■ **Exercise data**:
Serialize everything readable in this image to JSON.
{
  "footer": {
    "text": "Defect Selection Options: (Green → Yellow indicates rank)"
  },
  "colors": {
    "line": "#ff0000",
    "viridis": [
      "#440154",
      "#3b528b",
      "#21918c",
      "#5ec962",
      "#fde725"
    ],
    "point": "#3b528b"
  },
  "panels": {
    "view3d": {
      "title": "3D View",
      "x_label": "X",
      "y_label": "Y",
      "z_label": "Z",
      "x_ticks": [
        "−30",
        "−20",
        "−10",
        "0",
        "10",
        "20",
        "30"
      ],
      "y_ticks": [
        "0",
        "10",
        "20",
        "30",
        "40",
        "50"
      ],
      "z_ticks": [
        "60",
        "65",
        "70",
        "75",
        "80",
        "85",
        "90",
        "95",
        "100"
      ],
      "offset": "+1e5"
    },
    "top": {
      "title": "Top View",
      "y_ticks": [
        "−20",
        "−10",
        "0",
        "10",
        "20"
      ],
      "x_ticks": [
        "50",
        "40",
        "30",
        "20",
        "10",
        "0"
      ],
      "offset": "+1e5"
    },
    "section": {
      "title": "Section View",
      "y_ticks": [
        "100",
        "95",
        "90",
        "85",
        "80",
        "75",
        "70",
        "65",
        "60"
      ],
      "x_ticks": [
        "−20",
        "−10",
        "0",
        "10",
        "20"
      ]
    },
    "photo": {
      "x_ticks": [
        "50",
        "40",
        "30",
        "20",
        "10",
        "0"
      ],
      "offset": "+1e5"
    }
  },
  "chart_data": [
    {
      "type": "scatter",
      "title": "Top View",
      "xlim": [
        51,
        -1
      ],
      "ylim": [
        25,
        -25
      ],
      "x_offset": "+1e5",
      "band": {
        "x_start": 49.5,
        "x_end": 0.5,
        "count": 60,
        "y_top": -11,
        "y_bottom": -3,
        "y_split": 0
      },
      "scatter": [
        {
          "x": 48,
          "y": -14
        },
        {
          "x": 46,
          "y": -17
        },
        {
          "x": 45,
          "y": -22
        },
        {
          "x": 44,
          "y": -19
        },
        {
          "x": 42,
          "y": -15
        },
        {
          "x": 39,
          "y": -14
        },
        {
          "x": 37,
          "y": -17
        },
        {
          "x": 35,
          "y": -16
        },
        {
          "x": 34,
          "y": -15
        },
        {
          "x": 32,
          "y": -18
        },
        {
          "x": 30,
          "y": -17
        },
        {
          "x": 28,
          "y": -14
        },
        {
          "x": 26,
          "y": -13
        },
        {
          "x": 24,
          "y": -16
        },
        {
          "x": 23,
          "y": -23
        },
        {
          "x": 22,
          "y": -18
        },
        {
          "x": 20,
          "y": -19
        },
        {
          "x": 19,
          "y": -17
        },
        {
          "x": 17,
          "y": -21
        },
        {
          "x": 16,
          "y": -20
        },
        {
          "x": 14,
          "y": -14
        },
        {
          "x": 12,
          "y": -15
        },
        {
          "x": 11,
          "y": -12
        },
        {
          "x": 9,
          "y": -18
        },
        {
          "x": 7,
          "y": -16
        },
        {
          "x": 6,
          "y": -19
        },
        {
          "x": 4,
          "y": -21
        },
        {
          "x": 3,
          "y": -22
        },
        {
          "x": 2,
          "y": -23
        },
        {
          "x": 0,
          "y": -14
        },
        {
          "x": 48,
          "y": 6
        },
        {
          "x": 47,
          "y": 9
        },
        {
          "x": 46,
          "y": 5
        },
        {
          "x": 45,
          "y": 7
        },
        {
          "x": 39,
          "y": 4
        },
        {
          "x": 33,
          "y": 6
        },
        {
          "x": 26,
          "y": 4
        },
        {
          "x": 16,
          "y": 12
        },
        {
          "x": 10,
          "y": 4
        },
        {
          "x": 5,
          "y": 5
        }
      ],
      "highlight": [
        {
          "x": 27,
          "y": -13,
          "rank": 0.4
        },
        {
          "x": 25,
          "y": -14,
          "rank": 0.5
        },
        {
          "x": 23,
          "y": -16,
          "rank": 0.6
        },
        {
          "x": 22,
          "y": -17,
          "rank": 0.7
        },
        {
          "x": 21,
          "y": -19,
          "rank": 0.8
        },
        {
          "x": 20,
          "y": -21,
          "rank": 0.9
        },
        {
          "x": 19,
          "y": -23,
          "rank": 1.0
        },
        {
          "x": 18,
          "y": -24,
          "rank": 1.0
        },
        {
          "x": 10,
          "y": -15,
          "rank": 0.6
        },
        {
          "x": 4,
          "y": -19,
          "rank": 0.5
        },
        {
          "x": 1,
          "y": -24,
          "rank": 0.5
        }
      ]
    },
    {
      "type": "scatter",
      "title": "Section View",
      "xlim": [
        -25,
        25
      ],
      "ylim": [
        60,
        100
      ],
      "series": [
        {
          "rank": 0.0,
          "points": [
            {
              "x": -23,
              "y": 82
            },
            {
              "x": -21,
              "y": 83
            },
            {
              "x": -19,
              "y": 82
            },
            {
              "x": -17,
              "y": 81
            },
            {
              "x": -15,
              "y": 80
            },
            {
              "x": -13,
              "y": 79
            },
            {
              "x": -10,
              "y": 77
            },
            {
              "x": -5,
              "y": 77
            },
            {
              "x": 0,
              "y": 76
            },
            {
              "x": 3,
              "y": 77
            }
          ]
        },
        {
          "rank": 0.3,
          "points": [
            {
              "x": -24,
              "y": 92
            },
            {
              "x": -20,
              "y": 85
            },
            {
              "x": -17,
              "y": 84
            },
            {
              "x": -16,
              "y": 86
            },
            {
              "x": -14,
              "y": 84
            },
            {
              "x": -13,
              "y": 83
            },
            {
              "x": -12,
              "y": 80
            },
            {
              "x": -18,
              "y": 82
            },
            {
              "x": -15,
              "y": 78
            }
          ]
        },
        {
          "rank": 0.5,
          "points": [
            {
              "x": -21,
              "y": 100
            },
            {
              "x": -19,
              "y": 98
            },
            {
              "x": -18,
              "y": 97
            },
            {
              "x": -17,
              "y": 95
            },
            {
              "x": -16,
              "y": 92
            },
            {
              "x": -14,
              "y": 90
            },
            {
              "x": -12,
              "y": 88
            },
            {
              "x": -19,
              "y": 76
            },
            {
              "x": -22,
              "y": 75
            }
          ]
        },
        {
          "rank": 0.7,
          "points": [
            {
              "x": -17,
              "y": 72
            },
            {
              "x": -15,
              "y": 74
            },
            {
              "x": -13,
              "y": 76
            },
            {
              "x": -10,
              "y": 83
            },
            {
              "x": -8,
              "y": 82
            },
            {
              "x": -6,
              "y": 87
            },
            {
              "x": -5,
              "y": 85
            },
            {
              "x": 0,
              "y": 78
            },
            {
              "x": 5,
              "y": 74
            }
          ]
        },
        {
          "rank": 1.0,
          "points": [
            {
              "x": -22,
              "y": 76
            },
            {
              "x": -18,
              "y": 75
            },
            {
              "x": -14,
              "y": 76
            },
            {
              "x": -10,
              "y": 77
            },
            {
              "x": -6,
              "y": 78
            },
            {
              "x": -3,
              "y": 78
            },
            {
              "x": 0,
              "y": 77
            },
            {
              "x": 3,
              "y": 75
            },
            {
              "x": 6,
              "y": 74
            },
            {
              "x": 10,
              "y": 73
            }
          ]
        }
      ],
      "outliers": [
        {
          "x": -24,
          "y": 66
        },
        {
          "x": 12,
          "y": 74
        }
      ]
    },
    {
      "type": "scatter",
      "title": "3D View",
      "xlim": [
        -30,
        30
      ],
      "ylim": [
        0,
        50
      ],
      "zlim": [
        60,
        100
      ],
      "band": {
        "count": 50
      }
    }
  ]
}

■ **Task instructions**: Every entry needs to be retyped exactly.

■ **Result**:
Serialize everything readable in this image to JSON.
{
  "footer": {
    "text": "Defect Selection Options: (Green → Yellow indicates rank)"
  },
  "colors": {
    "line": "#ff0000",
    "viridis": [
      "#440154",
      "#3b528b",
      "#21918c",
      "#5ec962",
      "#fde725"
    ],
    "point": "#3b528b"
  },
  "panels": {
    "view3d": {
      "title": "3D View",
      "x_label": "X",
      "y_label": "Y",
      "z_label": "Z",
      "x_ticks": [
        "−30",
        "−20",
        "−10",
        "0",
        "10",
        "20",
        "30"
      ],
      "y_ticks": [
        "0",
        "10",
        "20",
        "30",
        "40",
        "50"
      ],
      "z_ticks": [
        "60",
        "65",
        "70",
        "75",
        "80",
        "85",
        "90",
        "95",
        "100"
      ],
      "offset": "+1e5"
    },
    "top": {
      "title": "Top View",
      "y_ticks": [
        "−20",
        "−10",
        "0",
        "10",
        "20"
      ],
      "x_ticks": [
        "50",
        "40",
        "30",
        "20",
        "10",
        "0"
      ],
      "offset": "+1e5"
    },
    "section": {
      "title": "Section View",
      "y_ticks": [
        "100",
        "95",
        "90",
        "85",
        "80",
        "75",
        "70",
        "65",
        "60"
      ],
      "x_ticks": [
        "−20",
        "−10",
        "0",
        "10",
        "20"
      ]
    },
    "photo": {
      "x_ticks": [
        "50",
        "40",
        "30",
        "20",
        "10",
        "0"
      ],
      "offset": "+1e5"
    }
  },
  "chart_data": [
    {
      "type": "scatter",
      "title": "Top View",
      "xlim": [
        51,
        -1
      ],
      "ylim": [
        25,
        -25
      ],
      "x_offset": "+1e5",
      "band": {
        "x_start": 49.5,
        "x_end": 0.5,
        "count": 60,
        "y_top": -11,
        "y_bottom": -3,
        "y_split": 0
      },
      "scatter": [
        {
          "x": 48,
          "y": -14
        },
        {
          "x": 46,
          "y": -17
        },
        {
          "x": 45,
          "y": -22
        },
        {
          "x": 44,
          "y": -19
        },
        {
          "x": 42,
          "y": -15
        },
        {
          "x": 39,
          "y": -14
        },
        {
          "x": 37,
          "y": -17
        },
        {
          "x": 35,
          "y": -16
        },
        {
          "x": 34,
          "y": -15
        },
        {
          "x": 32,
          "y": -18
        },
        {
          "x": 30,
          "y": -17
        },
        {
          "x": 28,
          "y": -14
        },
        {
          "x": 26,
          "y": -13
        },
        {
          "x": 24,
          "y": -16
        },
        {
          "x": 23,
          "y": -23
        },
        {
          "x": 22,
          "y": -18
        },
        {
          "x": 20,
          "y": -19
        },
        {
          "x": 19,
          "y": -17
        },
        {
          "x": 17,
          "y": -21
        },
        {
          "x": 16,
          "y": -20
        },
        {
          "x": 14,
          "y": -14
        },
        {
          "x": 12,
          "y": -15
        },
        {
          "x": 11,
          "y": -12
        },
        {
          "x": 9,
          "y": -18
        },
        {
          "x": 7,
          "y": -16
        },
        {
          "x": 6,
          "y": -19
        },
        {
          "x": 4,
          "y": -21
        },
        {
          "x": 3,
          "y": -22
        },
        {
          "x": 2,
          "y": -23
        },
        {
          "x": 0,
          "y": -14
        },
        {
          "x": 48,
          "y": 6
        },
        {
          "x": 47,
          "y": 9
        },
        {
          "x": 46,
          "y": 5
        },
        {
          "x": 45,
          "y": 7
        },
        {
          "x": 39,
          "y": 4
        },
        {
          "x": 33,
          "y": 6
        },
        {
          "x": 26,
          "y": 4
        },
        {
          "x": 16,
          "y": 12
        },
        {
          "x": 10,
          "y": 4
        },
        {
          "x": 5,
          "y": 5
        }
      ],
      "highlight": [
        {
          "x": 27,
          "y": -13,
          "rank": 0.4
        },
        {
          "x": 25,
          "y": -14,
          "rank": 0.5
        },
        {
          "x": 23,
          "y": -16,
          "rank": 0.6
        },
        {
          "x": 22,
          "y": -17,
          "rank": 0.7
        },
        {
          "x": 21,
          "y": -19,
          "rank": 0.8
        },
        {
          "x": 20,
          "y": -21,
          "rank": 0.9
        },
        {
          "x": 19,
          "y": -23,
          "rank": 1.0
        },
        {
          "x": 18,
          "y": -24,
          "rank": 1.0
        },
        {
          "x": 10,
          "y": -15,
          "rank": 0.6
        },
        {
          "x": 4,
          "y": -19,
          "rank": 0.5
        },
        {
          "x": 1,
          "y": -24,
          "rank": 0.5
        }
      ]
    },
    {
      "type": "scatter",
      "title": "Section View",
      "xlim": [
        -25,
        25
      ],
      "ylim": [
        60,
        100
      ],
      "series": [
        {
          "rank": 0.0,
          "points": [
            {
              "x": -23,
              "y": 82
            },
            {
              "x": -21,
              "y": 83
            },
            {
              "x": -19,
              "y": 82
            },
            {
              "x": -17,
              "y": 81
            },
            {
              "x": -15,
              "y": 80
            },
            {
              "x": -13,
              "y": 79
            },
            {
              "x": -10,
              "y": 77
            },
            {
              "x": -5,
              "y": 77
            },
            {
              "x": 0,
              "y": 76
            },
            {
              "x": 3,
              "y": 77
            }
          ]
        },
        {
          "rank": 0.3,
          "points": [
            {
              "x": -24,
              "y": 92
            },
            {
              "x": -20,
              "y": 85
            },
            {
              "x": -17,
              "y": 84
            },
            {
              "x": -16,
              "y": 86
            },
            {
              "x": -14,
              "y": 84
            },
            {
              "x": -13,
              "y": 83
            },
            {
              "x": -12,
              "y": 80
            },
            {
              "x": -18,
              "y": 82
            },
            {
              "x": -15,
              "y": 78
            }
          ]
        },
        {
          "rank": 0.5,
          "points": [
            {
              "x": -21,
              "y": 100
            },
            {
              "x": -19,
              "y": 98
            },
            {
              "x": -18,
              "y": 97
            },
            {
              "x": -17,
              "y": 95
            },
            {
              "x": -16,
              "y": 92
            },
            {
              "x": -14,
              "y": 90
            },
            {
              "x": -12,
              "y": 88
            },
            {
              "x": -19,
              "y": 76
            },
            {
              "x": -22,
              "y": 75
            }
          ]
        },
        {
          "rank": 0.7,
          "points": [
            {
              "x": -17,
              "y": 72
            },
            {
              "x": -15,
              "y": 74
            },
            {
              "x": -13,
              "y": 76
            },
            {
              "x": -10,
              "y": 83
            },
            {
              "x": -8,
              "y": 82
            },
            {
              "x": -6,
              "y": 87
            },
            {
              "x": -5,
              "y": 85
            },
            {
              "x": 0,
              "y": 78
            },
            {
              "x": 5,
              "y": 74
            }
          ]
        },
        {
          "rank": 1.0,
          "points": [
            {
              "x": -22,
              "y": 76
            },
            {
              "x": -18,
              "y": 75
            },
            {
              "x": -14,
              "y": 76
            },
            {
              "x": -10,
              "y": 77
            },
            {
              "x": -6,
              "y": 78
            },
            {
              "x": -3,
              "y": 78
            },
            {
              "x": 0,
              "y": 77
            },
            {
              "x": 3,
              "y": 75
            },
            {
              "x": 6,
              "y": 74
            },
            {
              "x": 10,
              "y": 73
            }
          ]
        }
      ],
      "outliers": [
        {
          "x": -24,
          "y": 66
        },
        {
          "x": 12,
          "y": 74
        }
      ]
    },
    {
      "type": "scatter",
      "title": "3D View",
      "xlim": [
        -30,
        30
      ],
      "ylim": [
        0,
        50
      ],
      "zlim": [
        60,
        100
      ],
      "band": {
        "count": 50
      }
    }
  ]
}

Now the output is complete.